▸ **Stated problem**: Wherever the string "name" appears in the listing, copy that line.

▸ **Extracted material**:
** Begin **
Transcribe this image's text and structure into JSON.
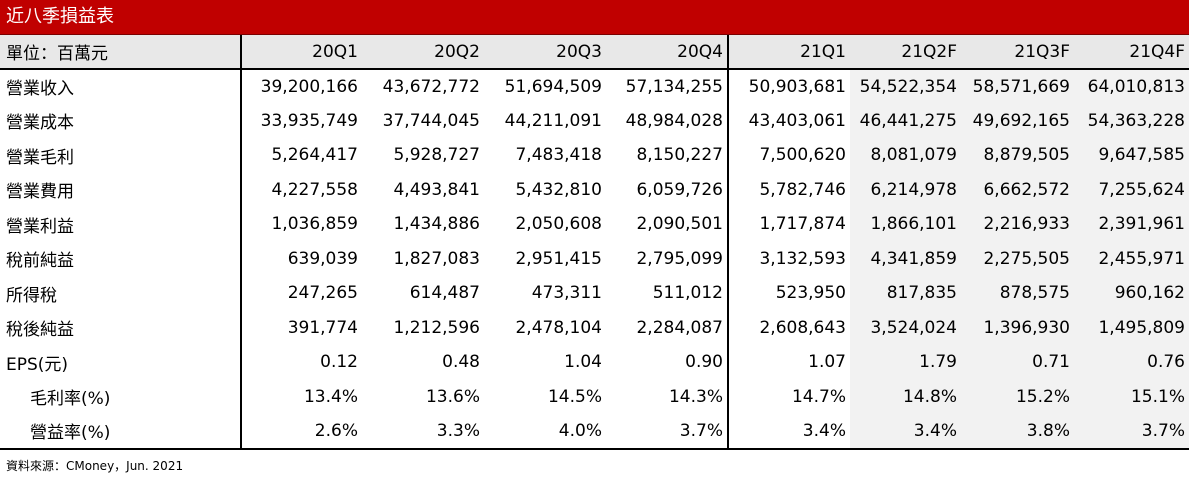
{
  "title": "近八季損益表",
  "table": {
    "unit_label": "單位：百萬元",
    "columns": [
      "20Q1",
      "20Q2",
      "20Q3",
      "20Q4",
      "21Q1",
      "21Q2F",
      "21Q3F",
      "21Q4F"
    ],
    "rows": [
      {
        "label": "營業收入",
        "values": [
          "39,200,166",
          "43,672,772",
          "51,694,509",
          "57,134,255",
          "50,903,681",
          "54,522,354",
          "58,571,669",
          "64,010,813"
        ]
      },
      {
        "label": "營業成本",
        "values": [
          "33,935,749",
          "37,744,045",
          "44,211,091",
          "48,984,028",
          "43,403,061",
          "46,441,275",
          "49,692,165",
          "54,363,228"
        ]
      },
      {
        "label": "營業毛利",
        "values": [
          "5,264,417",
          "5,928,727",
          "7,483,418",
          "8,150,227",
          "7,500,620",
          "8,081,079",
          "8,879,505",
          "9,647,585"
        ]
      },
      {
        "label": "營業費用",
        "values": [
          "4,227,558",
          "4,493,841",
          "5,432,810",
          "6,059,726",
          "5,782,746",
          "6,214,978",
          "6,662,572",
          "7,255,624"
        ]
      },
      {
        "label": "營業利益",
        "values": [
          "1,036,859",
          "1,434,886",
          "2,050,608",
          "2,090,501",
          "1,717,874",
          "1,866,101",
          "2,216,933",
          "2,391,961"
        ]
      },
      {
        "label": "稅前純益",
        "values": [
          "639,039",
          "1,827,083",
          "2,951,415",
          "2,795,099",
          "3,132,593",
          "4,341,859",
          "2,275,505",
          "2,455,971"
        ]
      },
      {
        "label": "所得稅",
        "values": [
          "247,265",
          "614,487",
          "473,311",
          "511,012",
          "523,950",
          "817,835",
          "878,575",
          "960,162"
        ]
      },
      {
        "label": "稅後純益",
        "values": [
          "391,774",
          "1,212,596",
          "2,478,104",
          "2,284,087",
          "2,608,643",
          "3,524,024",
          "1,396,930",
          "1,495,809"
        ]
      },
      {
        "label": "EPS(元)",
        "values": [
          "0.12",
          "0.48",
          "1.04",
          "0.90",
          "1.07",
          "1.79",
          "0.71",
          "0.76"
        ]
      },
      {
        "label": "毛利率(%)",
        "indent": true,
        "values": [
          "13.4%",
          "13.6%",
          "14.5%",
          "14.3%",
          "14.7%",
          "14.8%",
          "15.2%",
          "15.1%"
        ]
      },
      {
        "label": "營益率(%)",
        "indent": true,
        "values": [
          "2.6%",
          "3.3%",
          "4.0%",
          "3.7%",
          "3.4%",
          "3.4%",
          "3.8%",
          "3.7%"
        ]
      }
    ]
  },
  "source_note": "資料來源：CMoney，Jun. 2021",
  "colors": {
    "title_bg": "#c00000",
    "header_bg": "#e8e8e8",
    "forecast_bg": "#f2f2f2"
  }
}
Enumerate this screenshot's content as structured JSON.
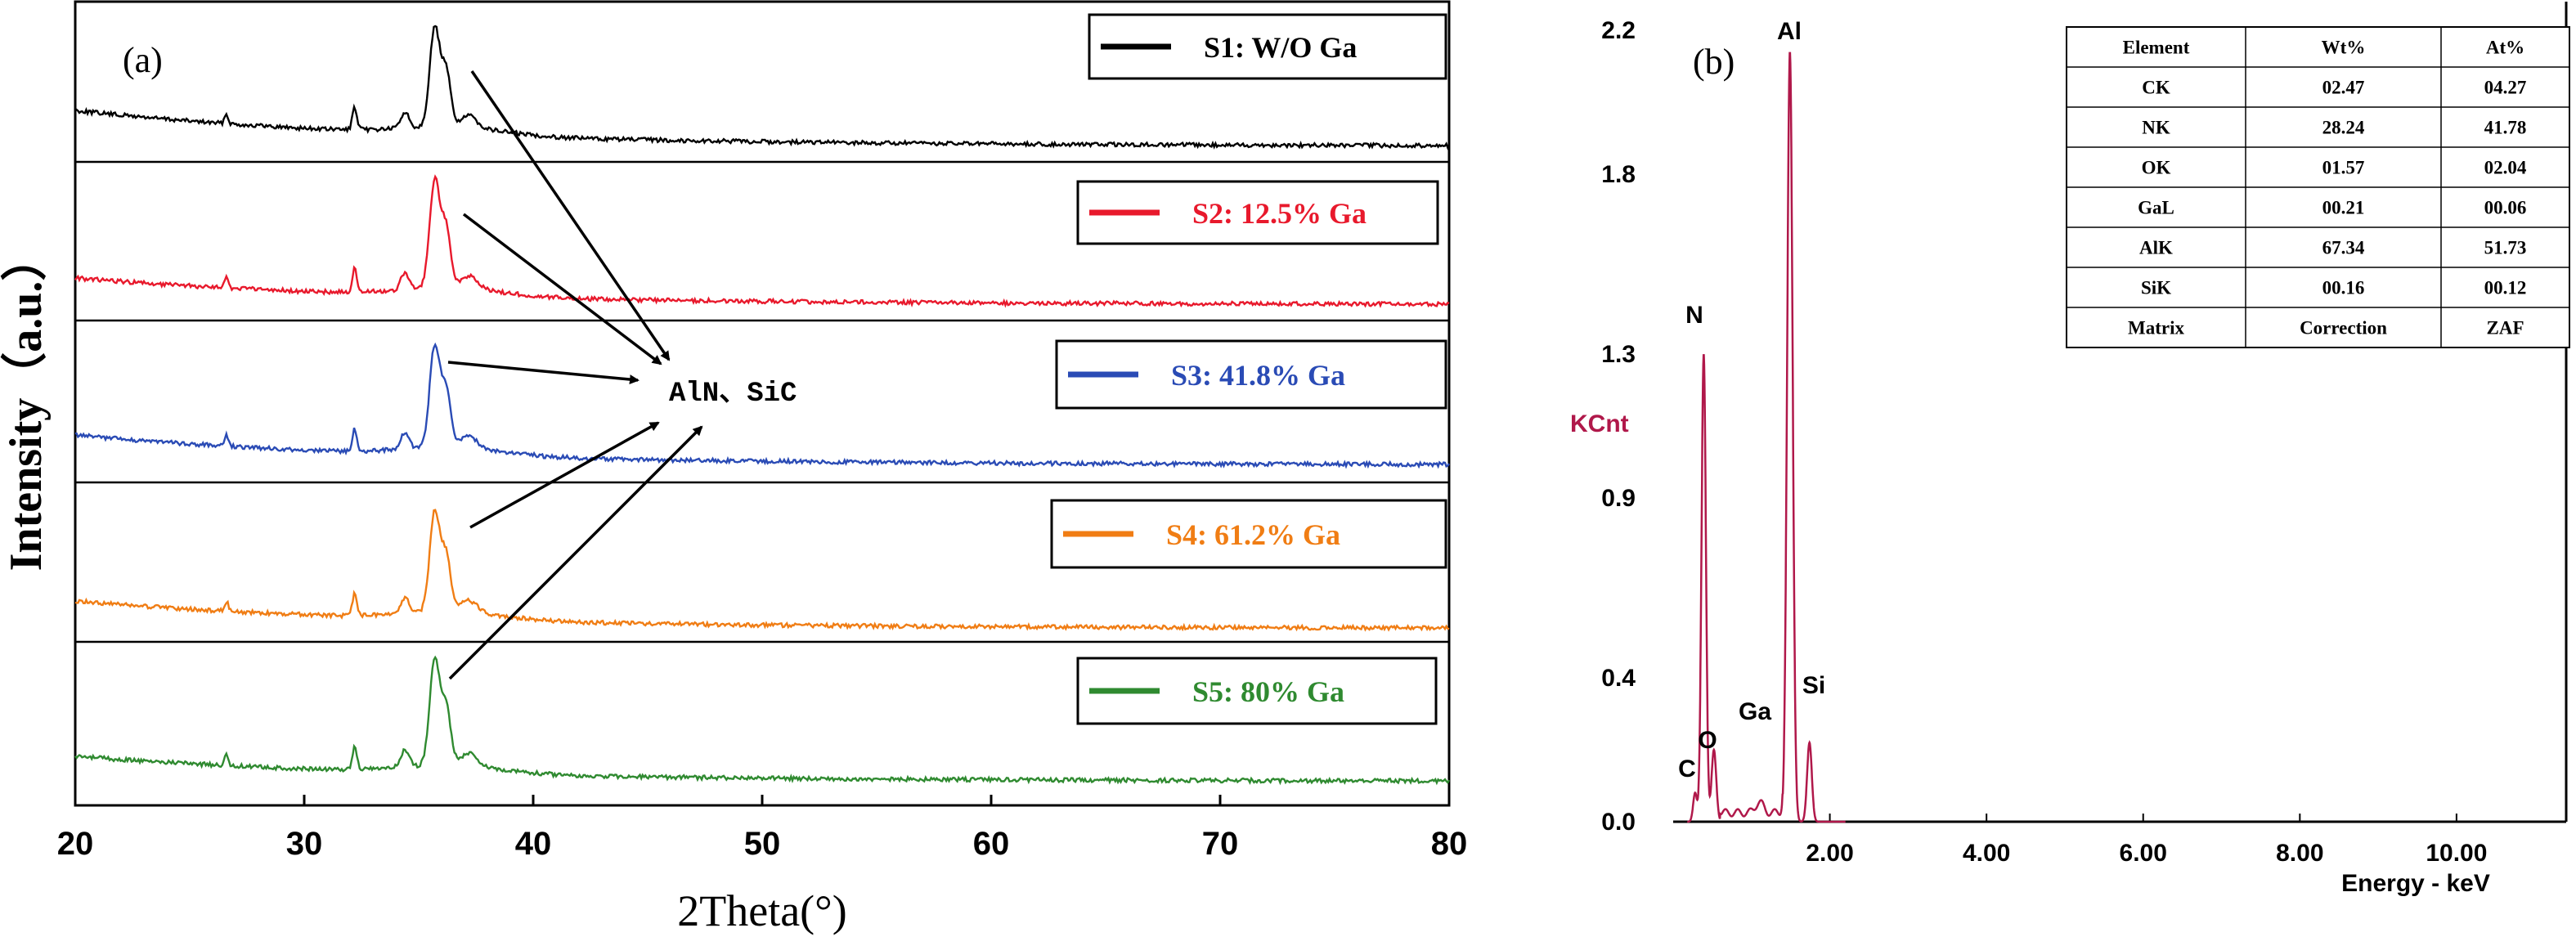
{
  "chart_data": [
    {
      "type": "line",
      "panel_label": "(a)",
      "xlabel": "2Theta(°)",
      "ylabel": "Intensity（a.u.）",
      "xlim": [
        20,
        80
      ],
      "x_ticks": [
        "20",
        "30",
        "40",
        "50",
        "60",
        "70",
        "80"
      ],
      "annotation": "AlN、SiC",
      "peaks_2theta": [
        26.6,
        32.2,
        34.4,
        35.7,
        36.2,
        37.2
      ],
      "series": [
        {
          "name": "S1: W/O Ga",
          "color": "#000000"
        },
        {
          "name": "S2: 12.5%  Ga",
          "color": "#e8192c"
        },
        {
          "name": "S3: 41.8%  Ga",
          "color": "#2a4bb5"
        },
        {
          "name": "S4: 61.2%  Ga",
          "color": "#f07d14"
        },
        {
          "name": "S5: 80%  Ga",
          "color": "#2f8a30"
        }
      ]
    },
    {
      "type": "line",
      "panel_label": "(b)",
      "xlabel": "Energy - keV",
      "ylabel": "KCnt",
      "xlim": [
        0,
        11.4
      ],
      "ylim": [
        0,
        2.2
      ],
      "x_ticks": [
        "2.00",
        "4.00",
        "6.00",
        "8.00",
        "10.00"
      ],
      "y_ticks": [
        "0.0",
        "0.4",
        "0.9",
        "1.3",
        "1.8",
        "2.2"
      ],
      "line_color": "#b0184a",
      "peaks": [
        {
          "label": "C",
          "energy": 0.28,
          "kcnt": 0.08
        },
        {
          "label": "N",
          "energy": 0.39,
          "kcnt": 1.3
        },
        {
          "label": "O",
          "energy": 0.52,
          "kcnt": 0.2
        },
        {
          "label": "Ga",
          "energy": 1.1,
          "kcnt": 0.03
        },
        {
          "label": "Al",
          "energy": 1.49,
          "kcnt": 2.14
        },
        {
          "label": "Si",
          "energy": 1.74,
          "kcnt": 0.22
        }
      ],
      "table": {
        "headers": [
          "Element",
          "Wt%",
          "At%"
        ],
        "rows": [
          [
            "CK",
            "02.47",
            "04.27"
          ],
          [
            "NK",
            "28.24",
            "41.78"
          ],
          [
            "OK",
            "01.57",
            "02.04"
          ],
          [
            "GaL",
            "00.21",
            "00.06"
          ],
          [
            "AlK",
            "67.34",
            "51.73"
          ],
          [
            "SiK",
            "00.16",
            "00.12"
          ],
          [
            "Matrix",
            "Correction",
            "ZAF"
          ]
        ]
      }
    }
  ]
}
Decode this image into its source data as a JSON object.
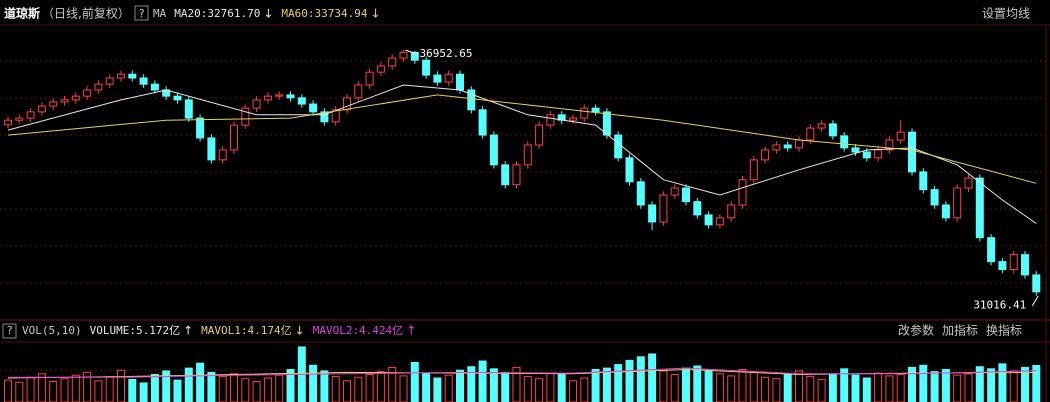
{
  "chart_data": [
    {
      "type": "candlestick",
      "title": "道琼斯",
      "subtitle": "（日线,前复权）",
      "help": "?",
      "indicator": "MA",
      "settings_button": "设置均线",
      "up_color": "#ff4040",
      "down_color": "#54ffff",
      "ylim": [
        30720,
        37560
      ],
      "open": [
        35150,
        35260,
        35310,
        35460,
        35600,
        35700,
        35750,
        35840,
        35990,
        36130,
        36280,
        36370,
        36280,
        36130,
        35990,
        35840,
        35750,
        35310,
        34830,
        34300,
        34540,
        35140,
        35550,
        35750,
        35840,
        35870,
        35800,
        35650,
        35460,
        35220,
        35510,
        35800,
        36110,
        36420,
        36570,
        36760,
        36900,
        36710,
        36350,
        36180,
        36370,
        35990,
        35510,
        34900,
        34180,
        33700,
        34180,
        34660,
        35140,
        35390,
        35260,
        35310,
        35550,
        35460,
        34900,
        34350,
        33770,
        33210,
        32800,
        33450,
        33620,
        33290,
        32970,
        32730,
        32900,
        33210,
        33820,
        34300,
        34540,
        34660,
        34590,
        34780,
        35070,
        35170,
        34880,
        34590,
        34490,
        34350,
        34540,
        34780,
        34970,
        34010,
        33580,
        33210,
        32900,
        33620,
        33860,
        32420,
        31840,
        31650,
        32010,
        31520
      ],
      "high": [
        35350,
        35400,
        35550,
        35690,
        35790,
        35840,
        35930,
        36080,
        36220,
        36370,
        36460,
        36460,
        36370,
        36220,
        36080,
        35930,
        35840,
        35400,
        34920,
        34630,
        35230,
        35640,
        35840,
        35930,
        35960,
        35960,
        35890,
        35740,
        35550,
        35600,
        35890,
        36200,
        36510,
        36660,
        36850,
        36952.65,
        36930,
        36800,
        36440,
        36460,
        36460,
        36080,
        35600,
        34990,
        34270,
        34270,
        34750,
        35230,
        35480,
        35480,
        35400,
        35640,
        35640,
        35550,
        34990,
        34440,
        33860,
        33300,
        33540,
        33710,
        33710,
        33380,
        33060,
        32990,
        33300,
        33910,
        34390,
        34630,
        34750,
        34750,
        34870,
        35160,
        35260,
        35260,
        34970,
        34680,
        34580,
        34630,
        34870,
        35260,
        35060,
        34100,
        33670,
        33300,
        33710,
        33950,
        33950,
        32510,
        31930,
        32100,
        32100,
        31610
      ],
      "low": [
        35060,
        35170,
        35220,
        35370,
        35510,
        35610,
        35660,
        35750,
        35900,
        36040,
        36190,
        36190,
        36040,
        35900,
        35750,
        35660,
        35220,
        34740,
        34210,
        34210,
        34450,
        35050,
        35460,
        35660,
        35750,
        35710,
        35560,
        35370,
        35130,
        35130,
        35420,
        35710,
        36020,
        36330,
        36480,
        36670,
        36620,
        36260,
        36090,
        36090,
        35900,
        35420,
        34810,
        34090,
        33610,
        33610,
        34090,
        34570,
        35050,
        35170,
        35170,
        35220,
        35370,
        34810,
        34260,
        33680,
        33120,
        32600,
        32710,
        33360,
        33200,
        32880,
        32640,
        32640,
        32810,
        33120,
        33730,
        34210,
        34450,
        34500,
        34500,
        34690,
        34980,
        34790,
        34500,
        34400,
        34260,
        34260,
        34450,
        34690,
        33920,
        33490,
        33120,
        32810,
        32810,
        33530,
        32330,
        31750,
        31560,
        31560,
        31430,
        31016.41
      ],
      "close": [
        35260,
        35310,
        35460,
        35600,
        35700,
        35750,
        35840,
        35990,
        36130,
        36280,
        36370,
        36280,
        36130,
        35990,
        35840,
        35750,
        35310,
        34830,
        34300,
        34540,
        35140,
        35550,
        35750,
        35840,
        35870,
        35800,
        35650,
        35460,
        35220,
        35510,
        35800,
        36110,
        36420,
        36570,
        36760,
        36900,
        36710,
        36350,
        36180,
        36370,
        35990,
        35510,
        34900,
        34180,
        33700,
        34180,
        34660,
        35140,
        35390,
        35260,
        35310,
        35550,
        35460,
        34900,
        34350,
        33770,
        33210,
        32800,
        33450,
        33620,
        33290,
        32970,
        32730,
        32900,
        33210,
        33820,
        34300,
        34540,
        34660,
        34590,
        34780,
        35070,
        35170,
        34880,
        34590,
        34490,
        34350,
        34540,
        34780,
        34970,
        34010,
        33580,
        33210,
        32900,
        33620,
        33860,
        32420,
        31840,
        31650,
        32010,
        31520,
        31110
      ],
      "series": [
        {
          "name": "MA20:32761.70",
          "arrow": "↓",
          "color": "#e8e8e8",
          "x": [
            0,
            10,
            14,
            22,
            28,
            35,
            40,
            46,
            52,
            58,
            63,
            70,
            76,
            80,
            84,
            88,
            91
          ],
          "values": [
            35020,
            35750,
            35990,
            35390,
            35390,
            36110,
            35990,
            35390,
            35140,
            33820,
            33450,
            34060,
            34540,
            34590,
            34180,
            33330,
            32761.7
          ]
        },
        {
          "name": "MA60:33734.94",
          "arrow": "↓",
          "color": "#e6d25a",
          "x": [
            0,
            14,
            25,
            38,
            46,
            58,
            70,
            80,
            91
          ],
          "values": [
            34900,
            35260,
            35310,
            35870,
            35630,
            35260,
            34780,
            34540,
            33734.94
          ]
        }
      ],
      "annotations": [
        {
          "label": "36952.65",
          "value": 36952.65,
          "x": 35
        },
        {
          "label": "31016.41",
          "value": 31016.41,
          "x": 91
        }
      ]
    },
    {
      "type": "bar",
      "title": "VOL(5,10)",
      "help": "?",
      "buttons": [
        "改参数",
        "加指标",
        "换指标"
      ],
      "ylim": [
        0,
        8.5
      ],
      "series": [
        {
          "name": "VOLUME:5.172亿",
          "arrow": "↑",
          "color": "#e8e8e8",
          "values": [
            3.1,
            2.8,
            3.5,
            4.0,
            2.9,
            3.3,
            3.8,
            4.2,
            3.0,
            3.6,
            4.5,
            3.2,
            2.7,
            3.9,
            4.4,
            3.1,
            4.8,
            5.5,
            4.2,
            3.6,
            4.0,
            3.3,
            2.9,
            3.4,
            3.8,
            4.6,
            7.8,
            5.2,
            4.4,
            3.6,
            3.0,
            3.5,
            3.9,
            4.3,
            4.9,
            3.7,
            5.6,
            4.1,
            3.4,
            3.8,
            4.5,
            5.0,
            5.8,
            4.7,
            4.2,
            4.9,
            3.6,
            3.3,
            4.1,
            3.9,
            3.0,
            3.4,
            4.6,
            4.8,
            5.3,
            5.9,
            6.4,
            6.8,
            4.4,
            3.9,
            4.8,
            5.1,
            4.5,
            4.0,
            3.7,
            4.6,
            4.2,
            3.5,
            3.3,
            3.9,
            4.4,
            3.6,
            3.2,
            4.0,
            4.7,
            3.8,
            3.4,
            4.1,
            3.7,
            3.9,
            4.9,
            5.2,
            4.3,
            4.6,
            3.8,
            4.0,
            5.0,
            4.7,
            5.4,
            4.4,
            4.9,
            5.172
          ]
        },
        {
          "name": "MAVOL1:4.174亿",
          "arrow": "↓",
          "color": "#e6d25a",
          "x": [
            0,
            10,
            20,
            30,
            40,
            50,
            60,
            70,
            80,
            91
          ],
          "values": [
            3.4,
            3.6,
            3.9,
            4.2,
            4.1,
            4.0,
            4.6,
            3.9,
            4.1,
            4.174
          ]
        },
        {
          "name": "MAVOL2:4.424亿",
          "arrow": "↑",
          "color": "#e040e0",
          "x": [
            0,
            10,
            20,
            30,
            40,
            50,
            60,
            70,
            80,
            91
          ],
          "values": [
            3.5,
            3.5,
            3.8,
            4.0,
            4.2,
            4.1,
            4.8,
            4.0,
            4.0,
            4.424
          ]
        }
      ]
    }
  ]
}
** End **
▸ **Full solution**:
          "name": "S1: W/O Ga",
          "name": "S2: 12.5%  Ga",
          "name": "S3: 41.8%  Ga",
          "name": "S4: 61.2%  Ga",
          "name": "S5: 80%  Ga",
          "name": "MA20:32761.70",
          "name": "MA60:33734.94",
          "name": "VOLUME:5.172亿",
          "name": "MAVOL1:4.174亿",
          "name": "MAVOL2:4.424亿",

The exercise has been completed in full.